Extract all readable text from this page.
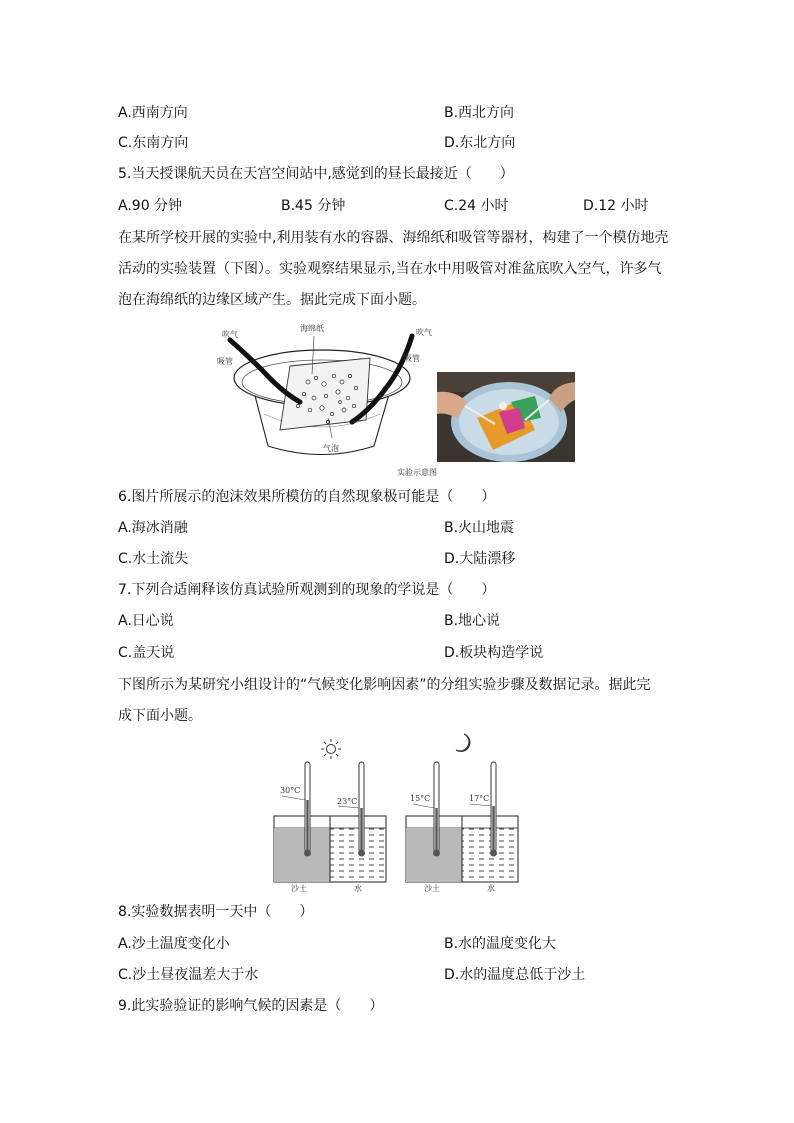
A.西南方向	B.西北方向
C.东南方向	D.东北方向
5.当天授课航天员在天宫空间站中,感觉到的昼长最接近（　　）
A.90 分钟	B.45 分钟	C.24 小时	D.12 小时
在某所学校开展的实验中,利用装有水的容器、海绵纸和吸管等器材，构建了一个模仿地壳
活动的实验装置（下图）。实验观察结果显示,当在水中用吸管对准盆底吹入空气，许多气
泡在海绵纸的边缘区域产生。据此完成下面小题。
吹气
吸管
海绵纸	吹气
吸管
气泡
实验示意图
6.图片所展示的泡沫效果所模仿的自然现象极可能是（　　）
A.海冰消融	B.火山地震
C.水土流失	D.大陆漂移
7.下列合适阐释该仿真试验所观测到的现象的学说是（　　）
A.日心说	B.地心说
C.盖天说	D.板块构造学说
下图所示为某研究小组设计的“气候变化影响因素”的分组实验步骤及数据记录。据此完
成下面小题。
30°C
23°C	15°C	17°C
沙土	水	沙土	水
8.实验数据表明一天中（　　）
A.沙土温度变化小	B.水的温度变化大
C.沙土昼夜温差大于水	D.水的温度总低于沙土
9.此实验验证的影响气候的因素是（　　）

###

TASK OBJECTIVE: Please repeat the entries exactly. Do not include the pictures.

RESULT FOR THIS TASK:
Extract all readable text from this page.
A.西南方向	B.西北方向
C.东南方向	D.东北方向
5.当天授课航天员在天宫空间站中,感觉到的昼长最接近（　　）
A.90 分钟	B.45 分钟	C.24 小时	D.12 小时
在某所学校开展的实验中,利用装有水的容器、海绵纸和吸管等器材，构建了一个模仿地壳
活动的实验装置（下图）。实验观察结果显示,当在水中用吸管对准盆底吹入空气，许多气
泡在海绵纸的边缘区域产生。据此完成下面小题。
吹气
吸管
海绵纸	吹气
吸管
气泡
实验示意图
6.图片所展示的泡沫效果所模仿的自然现象极可能是（　　）
A.海冰消融	B.火山地震
C.水土流失	D.大陆漂移
7.下列合适阐释该仿真试验所观测到的现象的学说是（　　）
A.日心说	B.地心说
C.盖天说	D.板块构造学说
下图所示为某研究小组设计的“气候变化影响因素”的分组实验步骤及数据记录。据此完
成下面小题。
30°C
23°C	15°C	17°C
沙土	水	沙土	水
8.实验数据表明一天中（　　）
A.沙土温度变化小	B.水的温度变化大
C.沙土昼夜温差大于水	D.水的温度总低于沙土
9.此实验验证的影响气候的因素是（　　）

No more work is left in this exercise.